* Job *
Pull each line holding "this" out of the entries below.

★ ★ ★ ★

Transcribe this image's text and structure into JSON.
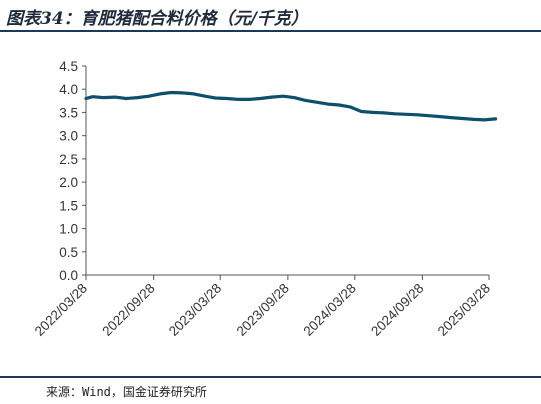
{
  "title": "图表34：育肥猪配合料价格（元/千克）",
  "source": "来源：Wind，国金证券研究所",
  "colors": {
    "line": "#0e4f6e",
    "axis": "#555555",
    "rule": "#1a3a5c"
  },
  "chart_data": {
    "type": "line",
    "title": "图表34：育肥猪配合料价格（元/千克）",
    "xlabel": "",
    "ylabel": "",
    "ylim": [
      0,
      4.5
    ],
    "yticks": [
      "0.0",
      "0.5",
      "1.0",
      "1.5",
      "2.0",
      "2.5",
      "3.0",
      "3.5",
      "4.0",
      "4.5"
    ],
    "xticks": [
      "2022/03/28",
      "2022/09/28",
      "2023/03/28",
      "2023/09/28",
      "2024/03/28",
      "2024/09/28",
      "2025/03/28"
    ],
    "grid": false,
    "legend": "none",
    "series": [
      {
        "x": [
          "2022/03/28",
          "2022/04/15",
          "2022/05/15",
          "2022/06/15",
          "2022/07/15",
          "2022/08/15",
          "2022/09/15",
          "2022/10/15",
          "2022/11/15",
          "2022/12/15",
          "2023/01/15",
          "2023/02/15",
          "2023/03/15",
          "2023/04/15",
          "2023/05/15",
          "2023/06/15",
          "2023/07/15",
          "2023/08/15",
          "2023/09/15",
          "2023/10/15",
          "2023/11/15",
          "2023/12/15",
          "2024/01/15",
          "2024/02/15",
          "2024/03/15",
          "2024/04/15",
          "2024/05/15",
          "2024/06/15",
          "2024/07/15",
          "2024/08/15",
          "2024/09/15",
          "2024/10/15",
          "2024/11/15",
          "2024/12/15",
          "2025/01/15",
          "2025/02/15",
          "2025/03/15",
          "2025/04/15"
        ],
        "values": [
          3.8,
          3.84,
          3.82,
          3.83,
          3.8,
          3.82,
          3.85,
          3.9,
          3.93,
          3.92,
          3.9,
          3.85,
          3.81,
          3.8,
          3.78,
          3.78,
          3.8,
          3.83,
          3.85,
          3.82,
          3.76,
          3.72,
          3.68,
          3.66,
          3.62,
          3.52,
          3.5,
          3.49,
          3.47,
          3.46,
          3.45,
          3.43,
          3.41,
          3.39,
          3.37,
          3.35,
          3.34,
          3.36
        ]
      }
    ]
  }
}
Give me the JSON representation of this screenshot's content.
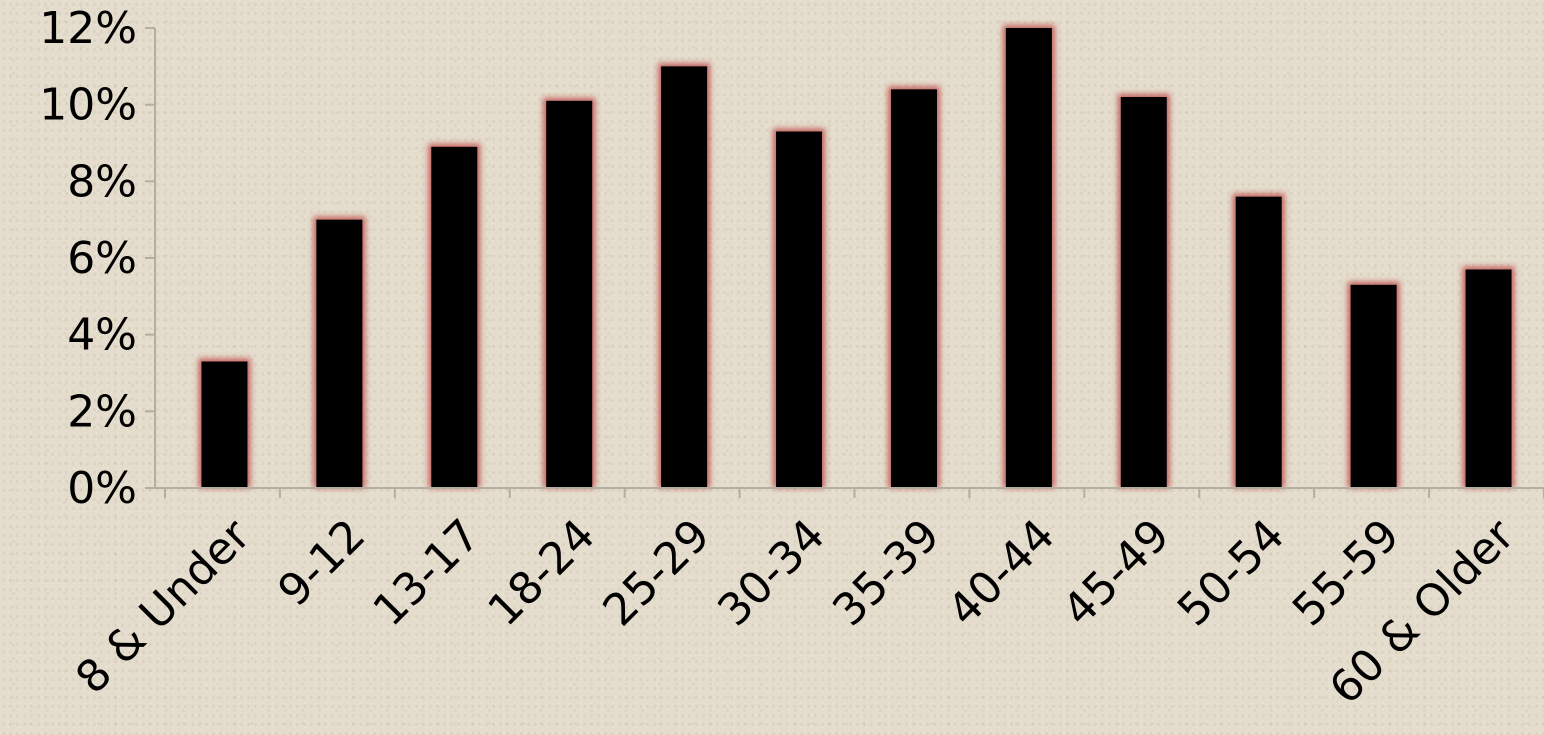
{
  "chart_data": {
    "type": "bar",
    "categories": [
      "8 & Under",
      "9-12",
      "13-17",
      "18-24",
      "25-29",
      "30-34",
      "35-39",
      "40-44",
      "45-49",
      "50-54",
      "55-59",
      "60 & Older"
    ],
    "values": [
      3.3,
      7.0,
      8.9,
      10.1,
      11.0,
      9.3,
      10.4,
      12.0,
      10.2,
      7.6,
      5.3,
      5.7
    ],
    "ylim": [
      0,
      12
    ],
    "yticks": [
      0,
      2,
      4,
      6,
      8,
      10,
      12
    ],
    "ytick_labels": [
      "0%",
      "2%",
      "4%",
      "6%",
      "8%",
      "10%",
      "12%"
    ],
    "title": "",
    "xlabel": "",
    "ylabel": "",
    "grid": false,
    "legend": "none",
    "colors": {
      "bar_fill": "#000000",
      "bar_glow": "#c0504d",
      "axis": "#b3ada2",
      "background": "#e4dccc"
    }
  }
}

★ ★ ★ ★

* Exercise solution *
Transcribe this image's text and structure into JSON.
Give me the JSON representation of this screenshot's content.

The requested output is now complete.